- _WHAT TO WORK ON_
Report only the number of lines in this material that include the string "name".

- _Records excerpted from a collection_
________

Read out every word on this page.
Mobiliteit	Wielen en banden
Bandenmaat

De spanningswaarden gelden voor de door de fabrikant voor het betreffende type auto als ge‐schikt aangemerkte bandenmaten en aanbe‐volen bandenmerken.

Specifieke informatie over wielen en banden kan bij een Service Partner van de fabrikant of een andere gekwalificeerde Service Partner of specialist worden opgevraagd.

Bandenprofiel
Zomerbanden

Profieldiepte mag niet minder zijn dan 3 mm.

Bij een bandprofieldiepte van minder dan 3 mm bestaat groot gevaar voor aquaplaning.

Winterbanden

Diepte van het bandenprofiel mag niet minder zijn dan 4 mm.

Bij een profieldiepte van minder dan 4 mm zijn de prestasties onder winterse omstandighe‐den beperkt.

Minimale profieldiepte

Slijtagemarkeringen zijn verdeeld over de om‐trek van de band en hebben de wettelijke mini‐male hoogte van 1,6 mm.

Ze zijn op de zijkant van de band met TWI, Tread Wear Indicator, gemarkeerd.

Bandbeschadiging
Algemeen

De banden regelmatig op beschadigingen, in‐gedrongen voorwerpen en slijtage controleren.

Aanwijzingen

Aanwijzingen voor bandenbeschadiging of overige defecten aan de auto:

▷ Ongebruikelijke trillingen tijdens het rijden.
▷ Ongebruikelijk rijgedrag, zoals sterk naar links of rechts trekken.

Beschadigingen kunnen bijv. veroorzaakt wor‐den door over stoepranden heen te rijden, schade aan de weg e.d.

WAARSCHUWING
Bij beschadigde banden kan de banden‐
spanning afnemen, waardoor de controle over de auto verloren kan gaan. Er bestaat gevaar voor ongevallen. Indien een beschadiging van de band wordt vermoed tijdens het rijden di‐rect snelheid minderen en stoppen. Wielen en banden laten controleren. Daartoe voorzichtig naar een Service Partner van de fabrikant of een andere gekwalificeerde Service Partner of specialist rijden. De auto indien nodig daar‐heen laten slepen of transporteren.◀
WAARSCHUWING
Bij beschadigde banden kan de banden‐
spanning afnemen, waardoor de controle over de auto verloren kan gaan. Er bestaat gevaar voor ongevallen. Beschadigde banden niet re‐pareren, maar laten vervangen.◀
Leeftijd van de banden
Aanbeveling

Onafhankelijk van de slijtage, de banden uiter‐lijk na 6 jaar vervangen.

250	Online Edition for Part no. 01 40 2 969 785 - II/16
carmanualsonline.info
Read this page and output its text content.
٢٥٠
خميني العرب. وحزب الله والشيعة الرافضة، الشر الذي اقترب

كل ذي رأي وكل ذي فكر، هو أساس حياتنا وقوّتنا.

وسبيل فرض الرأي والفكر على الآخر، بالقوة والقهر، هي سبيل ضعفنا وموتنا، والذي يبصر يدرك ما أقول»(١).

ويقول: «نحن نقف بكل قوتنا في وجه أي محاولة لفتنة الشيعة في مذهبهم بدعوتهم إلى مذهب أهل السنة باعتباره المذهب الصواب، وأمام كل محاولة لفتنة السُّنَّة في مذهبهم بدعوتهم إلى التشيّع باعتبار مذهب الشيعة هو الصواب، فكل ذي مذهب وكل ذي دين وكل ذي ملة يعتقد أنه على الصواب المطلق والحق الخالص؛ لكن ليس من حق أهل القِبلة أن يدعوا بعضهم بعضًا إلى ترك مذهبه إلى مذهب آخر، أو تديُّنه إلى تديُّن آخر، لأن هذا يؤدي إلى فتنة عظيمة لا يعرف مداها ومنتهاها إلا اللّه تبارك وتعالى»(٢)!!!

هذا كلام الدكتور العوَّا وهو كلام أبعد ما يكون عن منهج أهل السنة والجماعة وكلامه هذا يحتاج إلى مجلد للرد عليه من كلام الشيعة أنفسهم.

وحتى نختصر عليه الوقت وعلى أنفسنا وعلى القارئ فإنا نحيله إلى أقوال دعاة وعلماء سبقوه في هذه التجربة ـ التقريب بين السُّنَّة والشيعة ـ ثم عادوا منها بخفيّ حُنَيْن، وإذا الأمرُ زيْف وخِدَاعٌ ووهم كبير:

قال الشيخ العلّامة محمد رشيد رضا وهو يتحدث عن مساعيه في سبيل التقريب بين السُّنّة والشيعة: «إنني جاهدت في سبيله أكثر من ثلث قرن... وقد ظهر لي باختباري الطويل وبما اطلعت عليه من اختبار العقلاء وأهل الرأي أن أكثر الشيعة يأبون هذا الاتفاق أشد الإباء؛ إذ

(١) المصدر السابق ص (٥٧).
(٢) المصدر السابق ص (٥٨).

________

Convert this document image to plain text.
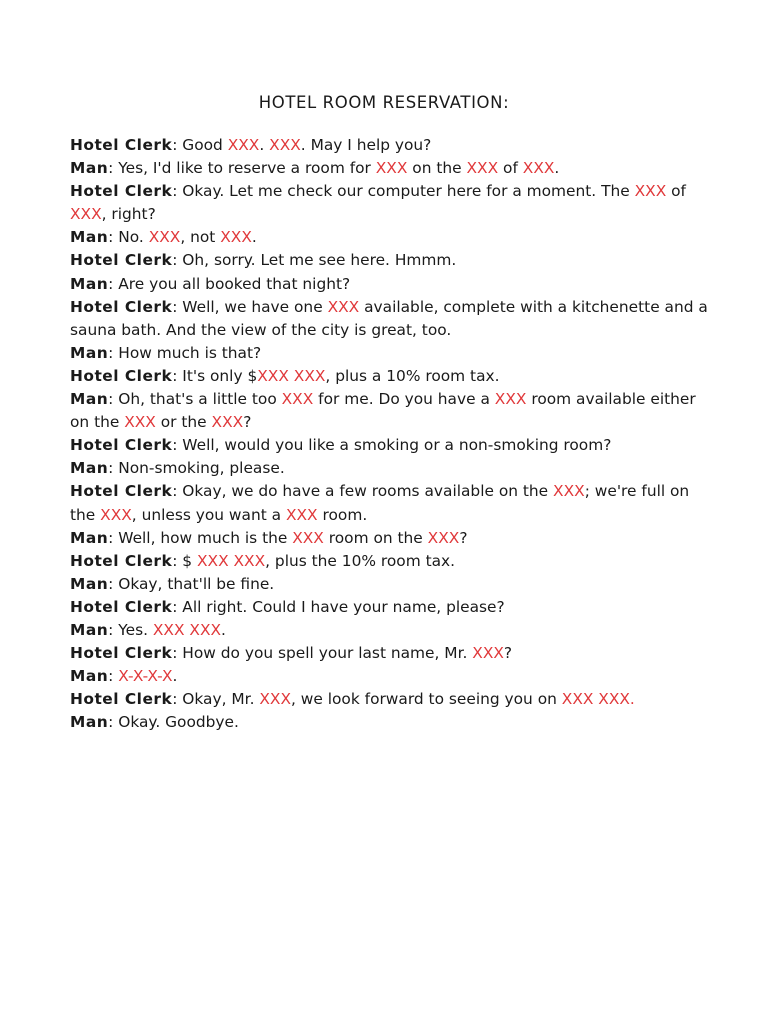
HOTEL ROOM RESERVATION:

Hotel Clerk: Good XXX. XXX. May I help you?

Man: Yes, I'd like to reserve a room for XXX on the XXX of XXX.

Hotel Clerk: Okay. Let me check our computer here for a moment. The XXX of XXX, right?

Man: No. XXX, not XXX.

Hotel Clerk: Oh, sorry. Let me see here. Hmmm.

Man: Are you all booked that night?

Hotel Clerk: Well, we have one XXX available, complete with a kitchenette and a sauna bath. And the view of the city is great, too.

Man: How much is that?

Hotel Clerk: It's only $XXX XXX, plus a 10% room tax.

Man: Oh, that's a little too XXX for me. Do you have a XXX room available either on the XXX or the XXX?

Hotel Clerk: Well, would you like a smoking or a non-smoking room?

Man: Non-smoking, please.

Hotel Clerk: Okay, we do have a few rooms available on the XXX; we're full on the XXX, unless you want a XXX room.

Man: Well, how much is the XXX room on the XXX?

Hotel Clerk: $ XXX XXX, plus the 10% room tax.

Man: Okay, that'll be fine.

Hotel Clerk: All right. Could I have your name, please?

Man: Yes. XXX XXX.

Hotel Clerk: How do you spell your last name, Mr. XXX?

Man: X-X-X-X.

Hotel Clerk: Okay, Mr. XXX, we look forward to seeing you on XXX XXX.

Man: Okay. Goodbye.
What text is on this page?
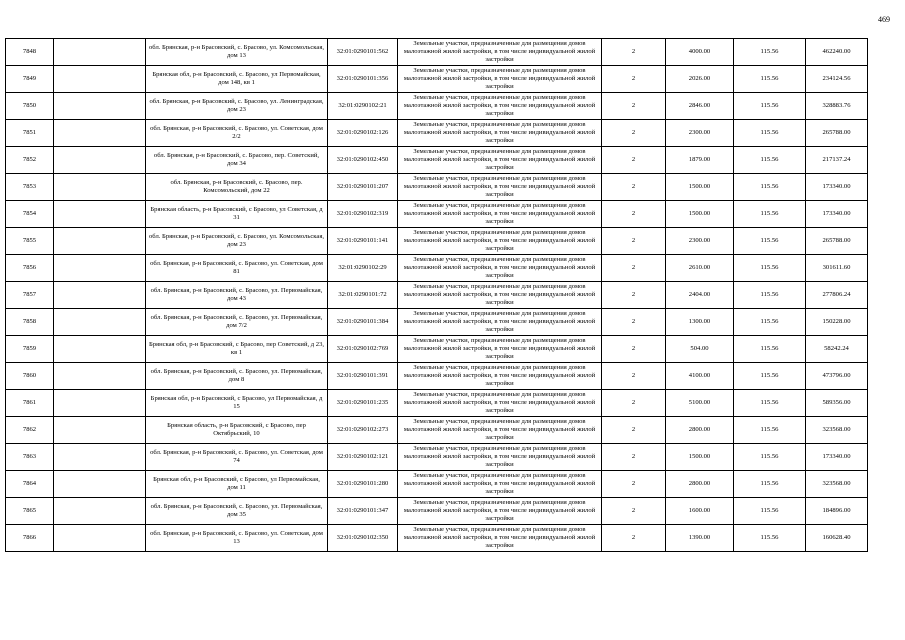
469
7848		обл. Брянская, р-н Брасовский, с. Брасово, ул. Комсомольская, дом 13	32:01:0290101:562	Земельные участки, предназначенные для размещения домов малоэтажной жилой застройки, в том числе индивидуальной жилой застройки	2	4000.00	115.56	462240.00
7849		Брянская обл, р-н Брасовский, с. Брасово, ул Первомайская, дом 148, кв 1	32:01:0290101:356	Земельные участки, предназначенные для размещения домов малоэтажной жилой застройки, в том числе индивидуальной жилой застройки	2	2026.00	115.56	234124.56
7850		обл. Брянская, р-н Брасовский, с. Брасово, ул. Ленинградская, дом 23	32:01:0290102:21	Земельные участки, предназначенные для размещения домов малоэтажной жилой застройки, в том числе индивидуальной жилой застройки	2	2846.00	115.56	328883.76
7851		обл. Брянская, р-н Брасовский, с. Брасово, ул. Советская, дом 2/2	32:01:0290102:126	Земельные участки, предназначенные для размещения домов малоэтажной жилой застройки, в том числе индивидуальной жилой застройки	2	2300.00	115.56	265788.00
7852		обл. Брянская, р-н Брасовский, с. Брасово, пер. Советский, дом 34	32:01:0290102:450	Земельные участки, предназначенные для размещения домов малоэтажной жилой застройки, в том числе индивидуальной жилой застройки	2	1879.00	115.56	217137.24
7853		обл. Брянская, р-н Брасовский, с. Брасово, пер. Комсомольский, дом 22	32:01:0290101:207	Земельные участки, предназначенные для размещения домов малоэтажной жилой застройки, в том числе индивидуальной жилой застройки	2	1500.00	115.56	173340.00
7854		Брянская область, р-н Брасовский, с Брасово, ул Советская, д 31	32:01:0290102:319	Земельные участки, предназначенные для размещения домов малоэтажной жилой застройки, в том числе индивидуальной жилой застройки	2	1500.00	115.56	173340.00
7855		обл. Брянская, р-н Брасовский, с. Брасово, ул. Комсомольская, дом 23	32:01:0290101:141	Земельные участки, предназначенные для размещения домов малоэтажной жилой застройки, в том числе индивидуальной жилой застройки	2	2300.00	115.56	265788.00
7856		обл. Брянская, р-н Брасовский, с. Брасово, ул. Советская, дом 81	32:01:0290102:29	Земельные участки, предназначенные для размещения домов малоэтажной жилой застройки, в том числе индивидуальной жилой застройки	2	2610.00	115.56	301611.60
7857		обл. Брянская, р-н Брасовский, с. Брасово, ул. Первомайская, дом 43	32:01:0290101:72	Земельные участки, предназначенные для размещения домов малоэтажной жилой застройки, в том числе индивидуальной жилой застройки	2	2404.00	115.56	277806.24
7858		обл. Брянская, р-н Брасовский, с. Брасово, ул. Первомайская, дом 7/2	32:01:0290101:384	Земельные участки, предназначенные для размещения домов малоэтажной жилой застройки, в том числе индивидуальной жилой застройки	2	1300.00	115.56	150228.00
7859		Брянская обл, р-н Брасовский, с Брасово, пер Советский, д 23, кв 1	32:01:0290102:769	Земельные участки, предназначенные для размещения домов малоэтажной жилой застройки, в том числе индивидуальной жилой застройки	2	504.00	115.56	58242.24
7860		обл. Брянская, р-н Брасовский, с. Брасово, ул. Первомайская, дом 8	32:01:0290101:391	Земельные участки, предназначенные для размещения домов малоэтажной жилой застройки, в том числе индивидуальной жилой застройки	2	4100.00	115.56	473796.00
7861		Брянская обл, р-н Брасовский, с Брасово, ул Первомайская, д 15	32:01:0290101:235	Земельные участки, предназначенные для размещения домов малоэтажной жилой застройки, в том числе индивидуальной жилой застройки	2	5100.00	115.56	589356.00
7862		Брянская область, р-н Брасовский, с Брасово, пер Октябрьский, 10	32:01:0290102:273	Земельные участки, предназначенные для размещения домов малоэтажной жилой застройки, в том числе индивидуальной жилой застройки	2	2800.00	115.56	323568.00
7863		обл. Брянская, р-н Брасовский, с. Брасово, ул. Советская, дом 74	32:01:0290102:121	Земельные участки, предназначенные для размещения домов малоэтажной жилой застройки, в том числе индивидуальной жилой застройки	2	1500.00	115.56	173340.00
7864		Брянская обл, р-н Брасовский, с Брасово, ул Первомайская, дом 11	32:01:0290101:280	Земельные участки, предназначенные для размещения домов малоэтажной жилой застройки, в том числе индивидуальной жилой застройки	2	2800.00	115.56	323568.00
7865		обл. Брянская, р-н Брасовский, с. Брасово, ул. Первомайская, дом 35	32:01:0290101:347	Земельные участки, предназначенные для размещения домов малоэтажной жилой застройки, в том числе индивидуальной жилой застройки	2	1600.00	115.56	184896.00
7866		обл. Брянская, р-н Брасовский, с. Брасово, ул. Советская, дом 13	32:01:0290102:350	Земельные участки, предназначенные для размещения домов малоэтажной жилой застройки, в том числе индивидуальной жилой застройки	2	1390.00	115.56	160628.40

________

- _SOLUTION FOR THIS EXERCISE_
2